* _What you are asked to do_:
Below is a listing to transcribe in full and exactly; keep the pictures out.

* _Task data_:
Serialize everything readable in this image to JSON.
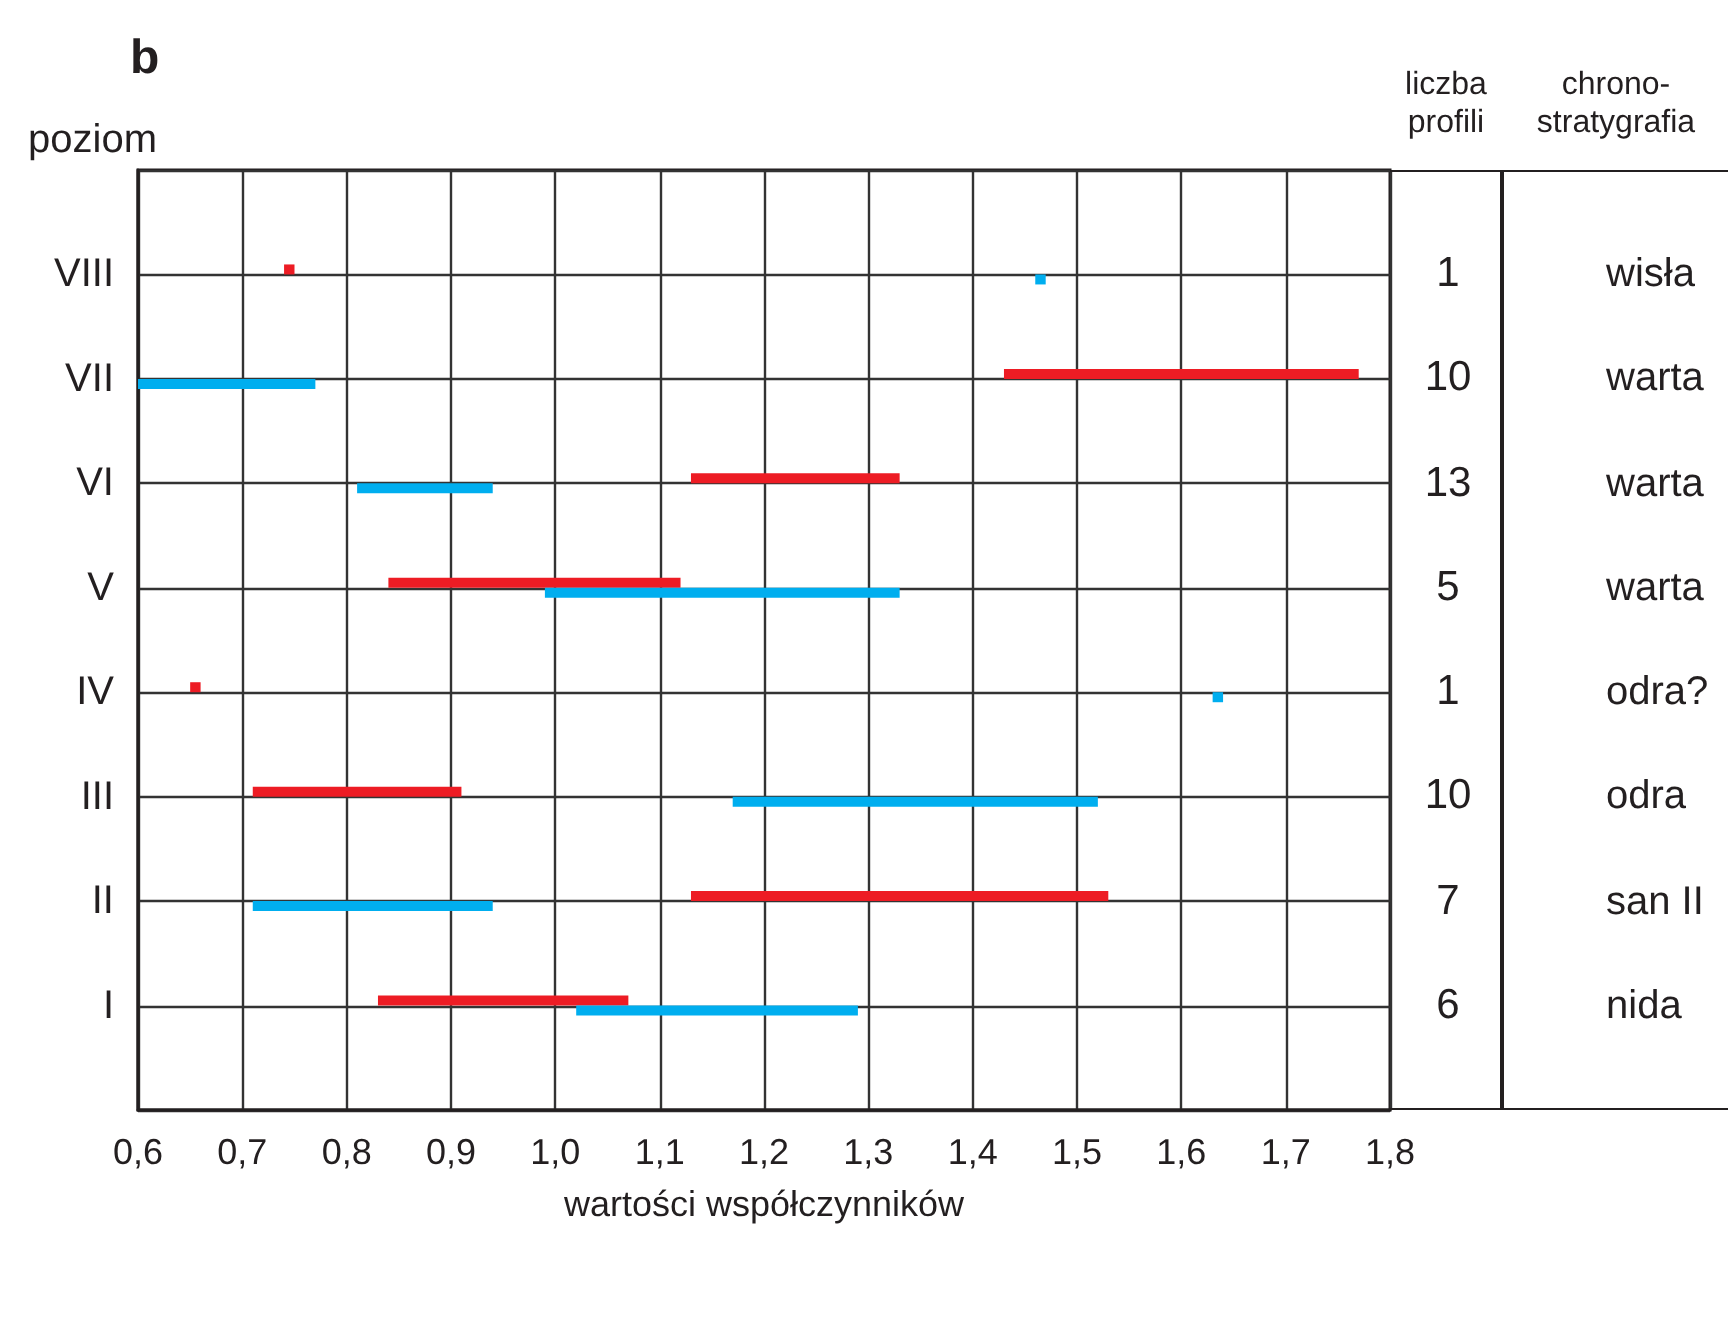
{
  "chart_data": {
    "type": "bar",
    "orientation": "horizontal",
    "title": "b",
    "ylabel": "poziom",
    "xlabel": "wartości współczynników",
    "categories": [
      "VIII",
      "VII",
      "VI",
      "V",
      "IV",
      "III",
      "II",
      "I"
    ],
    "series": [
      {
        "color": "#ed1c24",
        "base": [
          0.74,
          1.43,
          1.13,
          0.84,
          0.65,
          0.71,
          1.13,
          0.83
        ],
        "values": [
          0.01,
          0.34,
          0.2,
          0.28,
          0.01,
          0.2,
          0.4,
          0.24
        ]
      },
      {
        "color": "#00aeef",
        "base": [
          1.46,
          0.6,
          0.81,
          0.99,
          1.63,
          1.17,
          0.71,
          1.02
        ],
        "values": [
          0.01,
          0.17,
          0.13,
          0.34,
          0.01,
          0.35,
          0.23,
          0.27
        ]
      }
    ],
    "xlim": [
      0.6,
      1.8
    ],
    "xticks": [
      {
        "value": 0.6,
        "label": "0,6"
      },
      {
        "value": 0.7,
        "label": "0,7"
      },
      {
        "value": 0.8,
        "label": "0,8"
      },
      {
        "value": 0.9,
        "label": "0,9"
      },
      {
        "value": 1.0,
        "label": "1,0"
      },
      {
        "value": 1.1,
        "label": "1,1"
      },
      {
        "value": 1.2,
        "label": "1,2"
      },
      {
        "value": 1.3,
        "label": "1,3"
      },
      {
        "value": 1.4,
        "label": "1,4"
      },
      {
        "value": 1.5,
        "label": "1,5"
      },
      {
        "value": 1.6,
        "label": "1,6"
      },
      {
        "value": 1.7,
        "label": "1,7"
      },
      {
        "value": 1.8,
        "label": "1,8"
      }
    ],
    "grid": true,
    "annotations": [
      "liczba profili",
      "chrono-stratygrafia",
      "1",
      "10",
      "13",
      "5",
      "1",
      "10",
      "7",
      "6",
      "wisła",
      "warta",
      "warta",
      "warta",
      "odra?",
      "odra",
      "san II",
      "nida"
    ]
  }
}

* _Full response_:
Serialize everything readable in this image to JSON.
{
  "chart_data": {
    "type": "bar",
    "orientation": "horizontal",
    "title": "b",
    "ylabel": "poziom",
    "xlabel": "wartości współczynników",
    "categories": [
      "VIII",
      "VII",
      "VI",
      "V",
      "IV",
      "III",
      "II",
      "I"
    ],
    "series": [
      {
        "color": "#ed1c24",
        "base": [
          0.74,
          1.43,
          1.13,
          0.84,
          0.65,
          0.71,
          1.13,
          0.83
        ],
        "values": [
          0.01,
          0.34,
          0.2,
          0.28,
          0.01,
          0.2,
          0.4,
          0.24
        ]
      },
      {
        "color": "#00aeef",
        "base": [
          1.46,
          0.6,
          0.81,
          0.99,
          1.63,
          1.17,
          0.71,
          1.02
        ],
        "values": [
          0.01,
          0.17,
          0.13,
          0.34,
          0.01,
          0.35,
          0.23,
          0.27
        ]
      }
    ],
    "xlim": [
      0.6,
      1.8
    ],
    "xticks": [
      {
        "value": 0.6,
        "label": "0,6"
      },
      {
        "value": 0.7,
        "label": "0,7"
      },
      {
        "value": 0.8,
        "label": "0,8"
      },
      {
        "value": 0.9,
        "label": "0,9"
      },
      {
        "value": 1.0,
        "label": "1,0"
      },
      {
        "value": 1.1,
        "label": "1,1"
      },
      {
        "value": 1.2,
        "label": "1,2"
      },
      {
        "value": 1.3,
        "label": "1,3"
      },
      {
        "value": 1.4,
        "label": "1,4"
      },
      {
        "value": 1.5,
        "label": "1,5"
      },
      {
        "value": 1.6,
        "label": "1,6"
      },
      {
        "value": 1.7,
        "label": "1,7"
      },
      {
        "value": 1.8,
        "label": "1,8"
      }
    ],
    "grid": true,
    "annotations": [
      "liczba profili",
      "chrono-stratygrafia",
      "1",
      "10",
      "13",
      "5",
      "1",
      "10",
      "7",
      "6",
      "wisła",
      "warta",
      "warta",
      "warta",
      "odra?",
      "odra",
      "san II",
      "nida"
    ]
  }
}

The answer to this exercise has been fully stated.